Find each line with the string "增进团结统一" and report it.

__Data records__.
▬▬▬

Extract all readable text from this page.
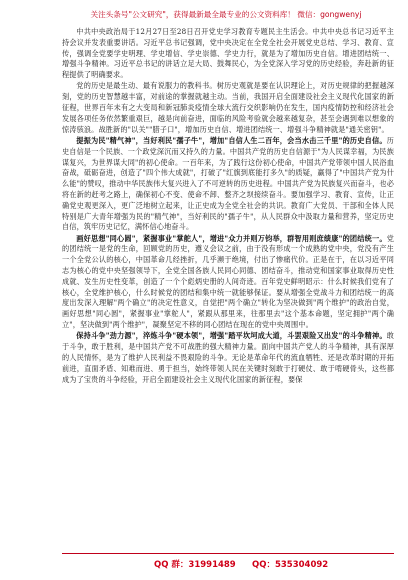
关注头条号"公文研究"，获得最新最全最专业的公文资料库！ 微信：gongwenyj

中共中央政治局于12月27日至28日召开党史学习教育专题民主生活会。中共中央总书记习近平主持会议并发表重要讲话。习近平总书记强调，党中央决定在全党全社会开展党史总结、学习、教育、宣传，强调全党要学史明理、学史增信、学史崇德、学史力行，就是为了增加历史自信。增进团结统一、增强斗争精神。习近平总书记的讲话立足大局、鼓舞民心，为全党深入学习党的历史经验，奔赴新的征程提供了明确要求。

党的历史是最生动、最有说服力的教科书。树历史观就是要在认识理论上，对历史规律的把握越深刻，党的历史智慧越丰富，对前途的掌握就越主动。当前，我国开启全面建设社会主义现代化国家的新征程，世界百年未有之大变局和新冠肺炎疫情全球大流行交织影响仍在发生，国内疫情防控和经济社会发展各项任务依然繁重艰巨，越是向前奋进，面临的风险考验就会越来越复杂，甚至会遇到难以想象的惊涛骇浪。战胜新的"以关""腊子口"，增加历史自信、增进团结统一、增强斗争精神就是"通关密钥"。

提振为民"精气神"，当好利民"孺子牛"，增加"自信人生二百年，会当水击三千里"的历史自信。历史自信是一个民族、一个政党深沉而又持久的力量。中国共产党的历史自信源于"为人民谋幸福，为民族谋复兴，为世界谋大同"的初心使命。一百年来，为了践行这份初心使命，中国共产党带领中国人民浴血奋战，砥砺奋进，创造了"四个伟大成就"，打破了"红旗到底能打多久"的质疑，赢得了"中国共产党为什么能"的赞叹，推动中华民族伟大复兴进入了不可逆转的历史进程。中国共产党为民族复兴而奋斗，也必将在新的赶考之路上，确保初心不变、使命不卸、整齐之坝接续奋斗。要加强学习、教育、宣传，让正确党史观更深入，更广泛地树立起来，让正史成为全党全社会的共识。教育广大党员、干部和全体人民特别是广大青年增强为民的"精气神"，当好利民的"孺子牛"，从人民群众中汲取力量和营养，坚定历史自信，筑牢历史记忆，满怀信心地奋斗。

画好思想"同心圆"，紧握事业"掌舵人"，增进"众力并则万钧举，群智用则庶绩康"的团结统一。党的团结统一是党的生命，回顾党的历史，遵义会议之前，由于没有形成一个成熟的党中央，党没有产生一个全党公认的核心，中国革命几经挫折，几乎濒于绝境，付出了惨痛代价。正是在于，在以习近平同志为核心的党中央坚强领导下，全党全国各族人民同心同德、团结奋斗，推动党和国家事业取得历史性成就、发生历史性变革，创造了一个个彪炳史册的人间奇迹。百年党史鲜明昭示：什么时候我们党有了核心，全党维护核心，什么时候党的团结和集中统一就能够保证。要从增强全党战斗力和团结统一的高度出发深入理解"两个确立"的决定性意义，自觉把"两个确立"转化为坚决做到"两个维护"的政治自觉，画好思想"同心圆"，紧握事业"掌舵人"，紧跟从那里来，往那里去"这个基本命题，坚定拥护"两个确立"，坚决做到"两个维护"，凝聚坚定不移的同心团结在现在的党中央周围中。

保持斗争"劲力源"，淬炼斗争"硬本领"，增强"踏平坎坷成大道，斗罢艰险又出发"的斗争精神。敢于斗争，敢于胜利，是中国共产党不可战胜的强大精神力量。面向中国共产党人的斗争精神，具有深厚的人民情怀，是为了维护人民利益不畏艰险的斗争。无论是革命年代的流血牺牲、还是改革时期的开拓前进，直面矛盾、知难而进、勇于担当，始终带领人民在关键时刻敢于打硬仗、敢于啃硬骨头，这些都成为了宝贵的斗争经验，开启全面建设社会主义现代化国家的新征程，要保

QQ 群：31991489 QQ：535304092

▬▬▬

__Finished exercise__.
中共中央政治局于12月27日至28日召开党史学习教育专题民主生活会。中共中央总书记习近平主持会议并发表重要讲话。习近平总书记强调，党中央决定在全党全社会开展党史总结、学习、教育、宣传，强调全党要学史明理、学史增信、学史崇德、学史力行，就是为了增加历史自信。增进团结统一、增强斗争精神。习近平总书记的讲话立足大局、鼓舞民心，为全党深入学习党的历史经验，奔赴新的征程提供了明确要求。
党的历史是最生动、最有说服力的教科书。树历史观就是要在认识理论上，对历史规律的把握越深刻，党的历史智慧越丰富，对前途的掌握就越主动。当前，我国开启全面建设社会主义现代化国家的新征程，世界百年未有之大变局和新冠肺炎疫情全球大流行交织影响仍在发生，国内疫情防控和经济社会发展各项任务依然繁重艰巨，越是向前奋进，面临的风险考验就会越来越复杂，甚至会遇到难以想象的惊涛骇浪。战胜新的"以关""腊子口"，增加历史自信、增进团结统一、增强斗争精神就是"通关密钥"。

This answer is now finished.